### WRITTEN INSTRUCTION
Return every record verbatim.

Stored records
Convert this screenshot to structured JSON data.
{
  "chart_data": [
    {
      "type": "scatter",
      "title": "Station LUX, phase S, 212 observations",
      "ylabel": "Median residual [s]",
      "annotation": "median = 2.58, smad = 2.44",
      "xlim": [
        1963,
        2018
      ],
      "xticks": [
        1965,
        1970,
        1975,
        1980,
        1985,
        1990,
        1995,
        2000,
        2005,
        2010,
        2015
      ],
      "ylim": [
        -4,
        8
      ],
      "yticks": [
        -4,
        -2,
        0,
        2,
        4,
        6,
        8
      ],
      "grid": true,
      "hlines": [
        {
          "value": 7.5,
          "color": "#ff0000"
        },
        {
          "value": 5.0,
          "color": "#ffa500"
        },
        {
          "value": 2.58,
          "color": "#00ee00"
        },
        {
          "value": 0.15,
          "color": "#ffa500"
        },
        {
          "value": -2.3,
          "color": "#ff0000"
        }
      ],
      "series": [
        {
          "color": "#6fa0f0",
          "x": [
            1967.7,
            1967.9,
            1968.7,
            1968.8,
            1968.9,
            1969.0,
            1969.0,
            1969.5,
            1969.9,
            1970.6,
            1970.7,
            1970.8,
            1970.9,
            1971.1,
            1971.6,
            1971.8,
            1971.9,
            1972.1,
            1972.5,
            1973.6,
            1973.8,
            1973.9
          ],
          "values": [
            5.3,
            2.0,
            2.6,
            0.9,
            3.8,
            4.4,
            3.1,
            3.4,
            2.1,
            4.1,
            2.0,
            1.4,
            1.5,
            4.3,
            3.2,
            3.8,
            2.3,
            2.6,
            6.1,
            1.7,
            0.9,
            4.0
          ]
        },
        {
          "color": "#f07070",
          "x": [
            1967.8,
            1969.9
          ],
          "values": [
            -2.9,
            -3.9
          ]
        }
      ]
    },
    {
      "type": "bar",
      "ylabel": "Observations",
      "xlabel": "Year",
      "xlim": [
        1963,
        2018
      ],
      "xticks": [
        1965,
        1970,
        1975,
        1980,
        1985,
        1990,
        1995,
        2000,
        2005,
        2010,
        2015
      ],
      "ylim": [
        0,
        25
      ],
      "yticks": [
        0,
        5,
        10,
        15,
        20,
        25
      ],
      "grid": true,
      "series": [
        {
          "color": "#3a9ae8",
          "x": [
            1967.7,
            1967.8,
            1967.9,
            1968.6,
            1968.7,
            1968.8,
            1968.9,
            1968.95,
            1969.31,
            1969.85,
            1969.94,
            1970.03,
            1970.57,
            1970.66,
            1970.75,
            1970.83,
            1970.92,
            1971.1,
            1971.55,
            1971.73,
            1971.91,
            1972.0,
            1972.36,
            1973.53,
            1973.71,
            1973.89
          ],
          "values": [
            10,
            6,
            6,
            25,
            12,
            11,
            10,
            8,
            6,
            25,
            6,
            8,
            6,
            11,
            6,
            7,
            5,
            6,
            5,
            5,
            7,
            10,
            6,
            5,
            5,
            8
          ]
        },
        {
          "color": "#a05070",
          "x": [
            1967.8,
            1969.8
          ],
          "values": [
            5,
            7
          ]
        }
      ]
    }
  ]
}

### TASK ANSWER
Convert this screenshot to structured JSON data.
{
  "chart_data": [
    {
      "type": "scatter",
      "title": "Station LUX, phase S, 212 observations",
      "ylabel": "Median residual [s]",
      "annotation": "median = 2.58, smad = 2.44",
      "xlim": [
        1963,
        2018
      ],
      "xticks": [
        1965,
        1970,
        1975,
        1980,
        1985,
        1990,
        1995,
        2000,
        2005,
        2010,
        2015
      ],
      "ylim": [
        -4,
        8
      ],
      "yticks": [
        -4,
        -2,
        0,
        2,
        4,
        6,
        8
      ],
      "grid": true,
      "hlines": [
        {
          "value": 7.5,
          "color": "#ff0000"
        },
        {
          "value": 5.0,
          "color": "#ffa500"
        },
        {
          "value": 2.58,
          "color": "#00ee00"
        },
        {
          "value": 0.15,
          "color": "#ffa500"
        },
        {
          "value": -2.3,
          "color": "#ff0000"
        }
      ],
      "series": [
        {
          "color": "#6fa0f0",
          "x": [
            1967.7,
            1967.9,
            1968.7,
            1968.8,
            1968.9,
            1969.0,
            1969.0,
            1969.5,
            1969.9,
            1970.6,
            1970.7,
            1970.8,
            1970.9,
            1971.1,
            1971.6,
            1971.8,
            1971.9,
            1972.1,
            1972.5,
            1973.6,
            1973.8,
            1973.9
          ],
          "values": [
            5.3,
            2.0,
            2.6,
            0.9,
            3.8,
            4.4,
            3.1,
            3.4,
            2.1,
            4.1,
            2.0,
            1.4,
            1.5,
            4.3,
            3.2,
            3.8,
            2.3,
            2.6,
            6.1,
            1.7,
            0.9,
            4.0
          ]
        },
        {
          "color": "#f07070",
          "x": [
            1967.8,
            1969.9
          ],
          "values": [
            -2.9,
            -3.9
          ]
        }
      ]
    },
    {
      "type": "bar",
      "ylabel": "Observations",
      "xlabel": "Year",
      "xlim": [
        1963,
        2018
      ],
      "xticks": [
        1965,
        1970,
        1975,
        1980,
        1985,
        1990,
        1995,
        2000,
        2005,
        2010,
        2015
      ],
      "ylim": [
        0,
        25
      ],
      "yticks": [
        0,
        5,
        10,
        15,
        20,
        25
      ],
      "grid": true,
      "series": [
        {
          "color": "#3a9ae8",
          "x": [
            1967.7,
            1967.8,
            1967.9,
            1968.6,
            1968.7,
            1968.8,
            1968.9,
            1968.95,
            1969.31,
            1969.85,
            1969.94,
            1970.03,
            1970.57,
            1970.66,
            1970.75,
            1970.83,
            1970.92,
            1971.1,
            1971.55,
            1971.73,
            1971.91,
            1972.0,
            1972.36,
            1973.53,
            1973.71,
            1973.89
          ],
          "values": [
            10,
            6,
            6,
            25,
            12,
            11,
            10,
            8,
            6,
            25,
            6,
            8,
            6,
            11,
            6,
            7,
            5,
            6,
            5,
            5,
            7,
            10,
            6,
            5,
            5,
            8
          ]
        },
        {
          "color": "#a05070",
          "x": [
            1967.8,
            1969.8
          ],
          "values": [
            5,
            7
          ]
        }
      ]
    }
  ]
}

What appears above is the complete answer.